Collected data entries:
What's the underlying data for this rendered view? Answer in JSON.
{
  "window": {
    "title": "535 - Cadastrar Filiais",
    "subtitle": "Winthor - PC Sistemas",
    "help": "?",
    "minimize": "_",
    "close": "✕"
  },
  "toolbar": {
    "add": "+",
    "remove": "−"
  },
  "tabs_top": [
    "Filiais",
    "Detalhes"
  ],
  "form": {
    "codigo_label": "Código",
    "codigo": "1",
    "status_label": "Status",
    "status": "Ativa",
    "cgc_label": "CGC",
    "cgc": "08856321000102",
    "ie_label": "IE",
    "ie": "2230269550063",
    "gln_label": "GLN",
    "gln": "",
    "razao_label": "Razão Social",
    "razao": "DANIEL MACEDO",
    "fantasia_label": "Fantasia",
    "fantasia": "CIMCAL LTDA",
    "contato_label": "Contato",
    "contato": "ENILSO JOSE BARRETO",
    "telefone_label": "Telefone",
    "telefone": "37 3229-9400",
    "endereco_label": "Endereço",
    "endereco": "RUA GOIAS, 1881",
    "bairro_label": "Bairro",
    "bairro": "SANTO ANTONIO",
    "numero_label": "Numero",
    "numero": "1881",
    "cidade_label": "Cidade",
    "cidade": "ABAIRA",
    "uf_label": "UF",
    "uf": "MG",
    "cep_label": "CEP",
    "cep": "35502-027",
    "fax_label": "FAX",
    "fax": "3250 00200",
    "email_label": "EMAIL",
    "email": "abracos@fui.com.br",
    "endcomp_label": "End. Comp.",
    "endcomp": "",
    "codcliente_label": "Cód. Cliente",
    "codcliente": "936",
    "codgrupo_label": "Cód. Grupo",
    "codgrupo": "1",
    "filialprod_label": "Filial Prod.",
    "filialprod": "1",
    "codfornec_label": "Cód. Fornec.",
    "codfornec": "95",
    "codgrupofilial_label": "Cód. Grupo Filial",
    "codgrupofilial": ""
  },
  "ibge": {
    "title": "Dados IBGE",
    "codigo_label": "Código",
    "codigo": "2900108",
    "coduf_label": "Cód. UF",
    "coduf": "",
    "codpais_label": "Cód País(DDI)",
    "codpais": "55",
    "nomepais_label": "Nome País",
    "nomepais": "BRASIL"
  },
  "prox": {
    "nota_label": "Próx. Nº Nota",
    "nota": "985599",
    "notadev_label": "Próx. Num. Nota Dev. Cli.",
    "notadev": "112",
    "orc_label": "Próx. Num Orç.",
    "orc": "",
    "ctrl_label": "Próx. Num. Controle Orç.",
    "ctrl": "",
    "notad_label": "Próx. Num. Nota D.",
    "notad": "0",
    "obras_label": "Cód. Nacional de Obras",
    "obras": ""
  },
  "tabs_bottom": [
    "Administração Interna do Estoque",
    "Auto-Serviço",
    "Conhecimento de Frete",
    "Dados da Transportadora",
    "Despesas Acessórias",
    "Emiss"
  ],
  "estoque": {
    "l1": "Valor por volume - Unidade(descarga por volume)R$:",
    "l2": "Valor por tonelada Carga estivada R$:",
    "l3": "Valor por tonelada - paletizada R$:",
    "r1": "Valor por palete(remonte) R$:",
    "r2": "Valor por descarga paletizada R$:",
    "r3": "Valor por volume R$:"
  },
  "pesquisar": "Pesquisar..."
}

Written task =
The records above should be duplicated in full, exactly as given.

Reply to the task =
What's the underlying data for this rendered view? Answer in JSON.
{
  "window": {
    "title": "535 - Cadastrar Filiais",
    "subtitle": "Winthor - PC Sistemas",
    "help": "?",
    "minimize": "_",
    "close": "✕"
  },
  "toolbar": {
    "add": "+",
    "remove": "−"
  },
  "tabs_top": [
    "Filiais",
    "Detalhes"
  ],
  "form": {
    "codigo_label": "Código",
    "codigo": "1",
    "status_label": "Status",
    "status": "Ativa",
    "cgc_label": "CGC",
    "cgc": "08856321000102",
    "ie_label": "IE",
    "ie": "2230269550063",
    "gln_label": "GLN",
    "gln": "",
    "razao_label": "Razão Social",
    "razao": "DANIEL MACEDO",
    "fantasia_label": "Fantasia",
    "fantasia": "CIMCAL LTDA",
    "contato_label": "Contato",
    "contato": "ENILSO JOSE BARRETO",
    "telefone_label": "Telefone",
    "telefone": "37 3229-9400",
    "endereco_label": "Endereço",
    "endereco": "RUA GOIAS, 1881",
    "bairro_label": "Bairro",
    "bairro": "SANTO ANTONIO",
    "numero_label": "Numero",
    "numero": "1881",
    "cidade_label": "Cidade",
    "cidade": "ABAIRA",
    "uf_label": "UF",
    "uf": "MG",
    "cep_label": "CEP",
    "cep": "35502-027",
    "fax_label": "FAX",
    "fax": "3250 00200",
    "email_label": "EMAIL",
    "email": "abracos@fui.com.br",
    "endcomp_label": "End. Comp.",
    "endcomp": "",
    "codcliente_label": "Cód. Cliente",
    "codcliente": "936",
    "codgrupo_label": "Cód. Grupo",
    "codgrupo": "1",
    "filialprod_label": "Filial Prod.",
    "filialprod": "1",
    "codfornec_label": "Cód. Fornec.",
    "codfornec": "95",
    "codgrupofilial_label": "Cód. Grupo Filial",
    "codgrupofilial": ""
  },
  "ibge": {
    "title": "Dados IBGE",
    "codigo_label": "Código",
    "codigo": "2900108",
    "coduf_label": "Cód. UF",
    "coduf": "",
    "codpais_label": "Cód País(DDI)",
    "codpais": "55",
    "nomepais_label": "Nome País",
    "nomepais": "BRASIL"
  },
  "prox": {
    "nota_label": "Próx. Nº Nota",
    "nota": "985599",
    "notadev_label": "Próx. Num. Nota Dev. Cli.",
    "notadev": "112",
    "orc_label": "Próx. Num Orç.",
    "orc": "",
    "ctrl_label": "Próx. Num. Controle Orç.",
    "ctrl": "",
    "notad_label": "Próx. Num. Nota D.",
    "notad": "0",
    "obras_label": "Cód. Nacional de Obras",
    "obras": ""
  },
  "tabs_bottom": [
    "Administração Interna do Estoque",
    "Auto-Serviço",
    "Conhecimento de Frete",
    "Dados da Transportadora",
    "Despesas Acessórias",
    "Emiss"
  ],
  "estoque": {
    "l1": "Valor por volume - Unidade(descarga por volume)R$:",
    "l2": "Valor por tonelada Carga estivada R$:",
    "l3": "Valor por tonelada - paletizada R$:",
    "r1": "Valor por palete(remonte) R$:",
    "r2": "Valor por descarga paletizada R$:",
    "r3": "Valor por volume R$:"
  },
  "pesquisar": "Pesquisar..."
}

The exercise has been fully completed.